[Stored records]
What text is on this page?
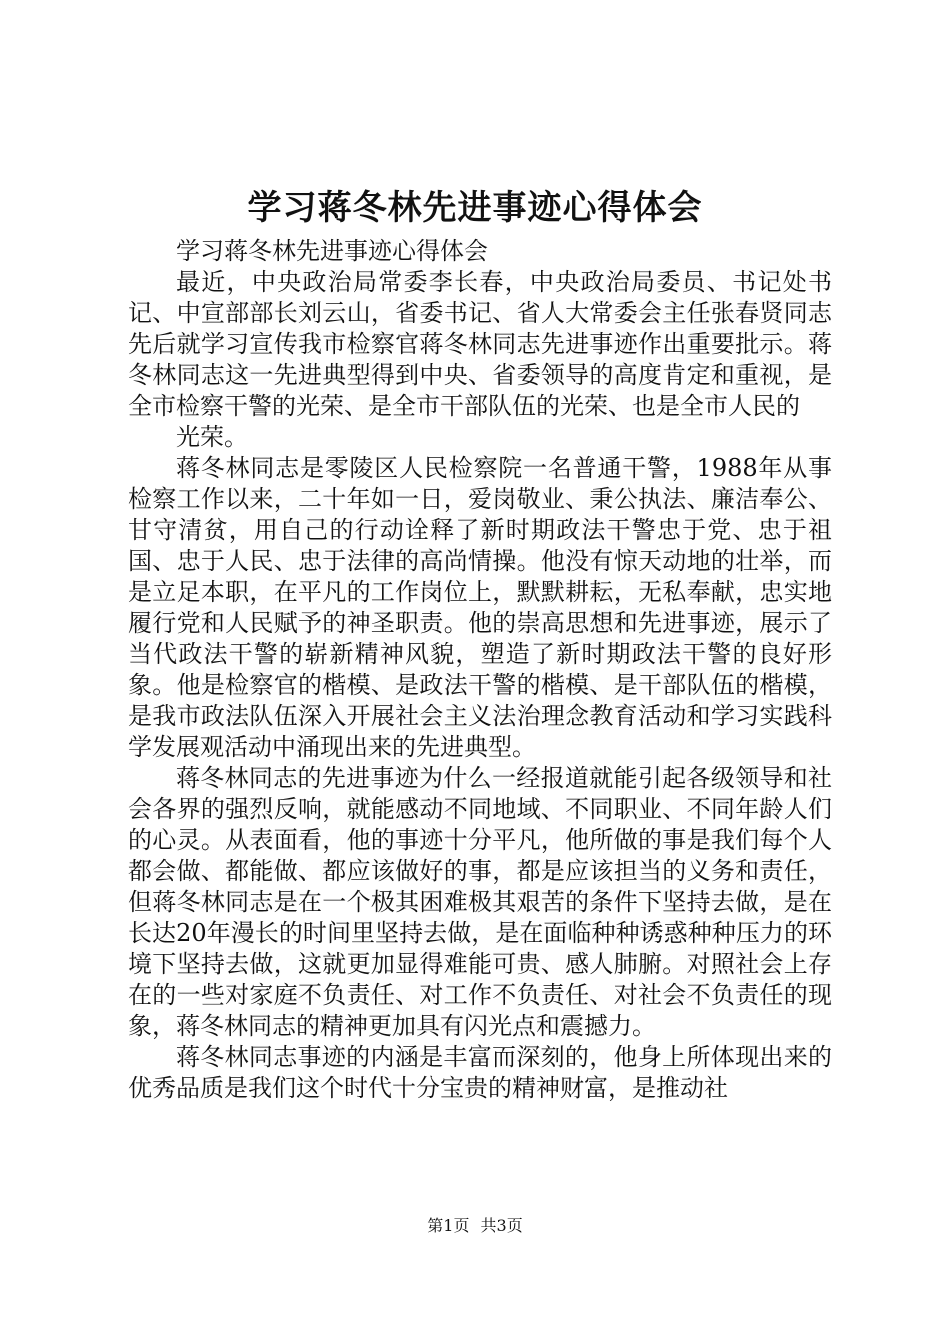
学习蒋冬林先进事迹心得体会

学习蒋冬林先进事迹心得体会

最近，中央政治局常委李长春，中央政治局委员、书记处书记、中宣部部长刘云山，省委书记、省人大常委会主任张春贤同志先后就学习宣传我市检察官蒋冬林同志先进事迹作出重要批示。蒋冬林同志这一先进典型得到中央、省委领导的高度肯定和重视，是全市检察干警的光荣、是全市干部队伍的光荣、也是全市人民的

光荣。

蒋冬林同志是零陵区人民检察院一名普通干警，1988年从事检察工作以来，二十年如一日，爱岗敬业、秉公执法、廉洁奉公、甘守清贫，用自己的行动诠释了新时期政法干警忠于党、忠于祖国、忠于人民、忠于法律的高尚情操。他没有惊天动地的壮举，而是立足本职，在平凡的工作岗位上，默默耕耘，无私奉献，忠实地履行党和人民赋予的神圣职责。他的崇高思想和先进事迹，展示了当代政法干警的崭新精神风貌，塑造了新时期政法干警的良好形象。他是检察官的楷模、是政法干警的楷模、是干部队伍的楷模，是我市政法队伍深入开展社会主义法治理念教育活动和学习实践科学发展观活动中涌现出来的先进典型。

蒋冬林同志的先进事迹为什么一经报道就能引起各级领导和社会各界的强烈反响，就能感动不同地域、不同职业、不同年龄人们的心灵。从表面看，他的事迹十分平凡，他所做的事是我们每个人都会做、都能做、都应该做好的事，都是应该担当的义务和责任，但蒋冬林同志是在一个极其困难极其艰苦的条件下坚持去做，是在长达20年漫长的时间里坚持去做，是在面临种种诱惑种种压力的环境下坚持去做，这就更加显得难能可贵、感人肺腑。对照社会上存在的一些对家庭不负责任、对工作不负责任、对社会不负责任的现象，蒋冬林同志的精神更加具有闪光点和震撼力。

蒋冬林同志事迹的内涵是丰富而深刻的，他身上所体现出来的优秀品质是我们这个时代十分宝贵的精神财富，是推动社

第1页 共3页
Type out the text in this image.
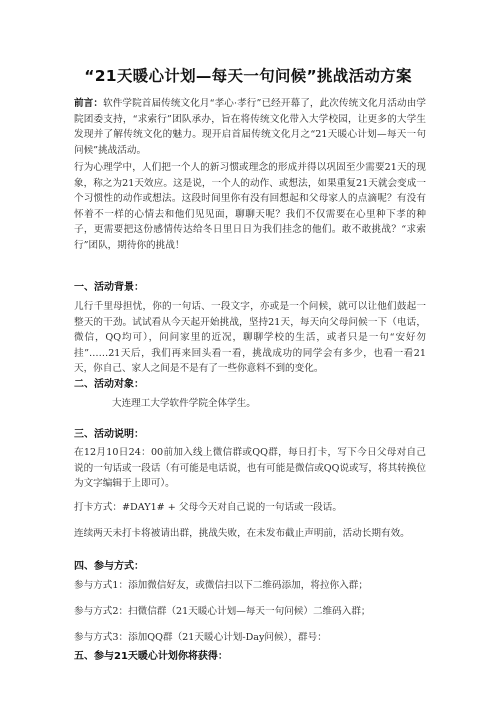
“21天暖心计划—每天一句问候”挑战活动方案
前言：软件学院首届传统文化月“孝心·孝行”已经开幕了，此次传统文化月活动由学院团委支持，“求索行”团队承办，旨在将传统文化带入大学校园，让更多的大学生发现并了解传统文化的魅力。现开启首届传统文化月之“21天暖心计划—每天一句问候”挑战活动。
行为心理学中，人们把一个人的新习惯或理念的形成并得以巩固至少需要21天的现象，称之为21天效应。这是说，一个人的动作、或想法，如果重复21天就会变成一个习惯性的动作或想法。这段时间里你有没有回想起和父母家人的点滴呢？有没有怀着不一样的心情去和他们见见面，聊聊天呢？我们不仅需要在心里种下孝的种子，更需要把这份感情传达给冬日里日日为我们挂念的他们。敢不敢挑战？“求索行”团队，期待你的挑战！
一、活动背景：
儿行千里母担忧，你的一句话、一段文字，亦或是一个问候，就可以让他们鼓起一整天的干劲。试试看从今天起开始挑战，坚持21天，每天向父母问候一下（电话，微信，QQ均可），问问家里的近况，聊聊学校的生活，或者只是一句“安好勿挂”……21天后，我们再来回头看一看，挑战成功的同学会有多少，也看一看21天，你自己、家人之间是不是有了一些你意料不到的变化。
二、活动对象：
大连理工大学软件学院全体学生。
三、活动说明：
在12月10日24：00前加入线上微信群或QQ群，每日打卡，写下今日父母对自己说的一句话或一段话（有可能是电话说，也有可能是微信或QQ说或写，将其转换位为文字编辑于上即可）。
打卡方式：#DAY1# + 父母今天对自己说的一句话或一段话。
连续两天未打卡将被请出群，挑战失败，在未发布截止声明前，活动长期有效。
四、参与方式：
参与方式1：添加微信好友，或微信扫以下二维码添加，将拉你入群；
参与方式2：扫微信群（21天暖心计划—每天一句问候）二维码入群；
参与方式3：添加QQ群（21天暖心计划-Day问候），群号：
五、参与21天暖心计划你将获得：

> [Goal] Locate the line containing "Type out the text in this image." in the records above, then output it and every line after it through the last, excluding pictures.

> [Response to the task]
Type out the text in this image.
“21天暖心计划—每天一句问候”挑战活动方案
前言：软件学院首届传统文化月“孝心·孝行”已经开幕了，此次传统文化月活动由学院团委支持，“求索行”团队承办，旨在将传统文化带入大学校园，让更多的大学生发现并了解传统文化的魅力。现开启首届传统文化月之“21天暖心计划—每天一句问候”挑战活动。
行为心理学中，人们把一个人的新习惯或理念的形成并得以巩固至少需要21天的现象，称之为21天效应。这是说，一个人的动作、或想法，如果重复21天就会变成一个习惯性的动作或想法。这段时间里你有没有回想起和父母家人的点滴呢？有没有怀着不一样的心情去和他们见见面，聊聊天呢？我们不仅需要在心里种下孝的种子，更需要把这份感情传达给冬日里日日为我们挂念的他们。敢不敢挑战？“求索行”团队，期待你的挑战！
一、活动背景：
儿行千里母担忧，你的一句话、一段文字，亦或是一个问候，就可以让他们鼓起一整天的干劲。试试看从今天起开始挑战，坚持21天，每天向父母问候一下（电话，微信，QQ均可），问问家里的近况，聊聊学校的生活，或者只是一句“安好勿挂”……21天后，我们再来回头看一看，挑战成功的同学会有多少，也看一看21天，你自己、家人之间是不是有了一些你意料不到的变化。
二、活动对象：
大连理工大学软件学院全体学生。
三、活动说明：
在12月10日24：00前加入线上微信群或QQ群，每日打卡，写下今日父母对自己说的一句话或一段话（有可能是电话说，也有可能是微信或QQ说或写，将其转换位为文字编辑于上即可）。
打卡方式：#DAY1# + 父母今天对自己说的一句话或一段话。
连续两天未打卡将被请出群，挑战失败，在未发布截止声明前，活动长期有效。
四、参与方式：
参与方式1：添加微信好友，或微信扫以下二维码添加，将拉你入群；
参与方式2：扫微信群（21天暖心计划—每天一句问候）二维码入群；
参与方式3：添加QQ群（21天暖心计划-Day问候），群号：
五、参与21天暖心计划你将获得：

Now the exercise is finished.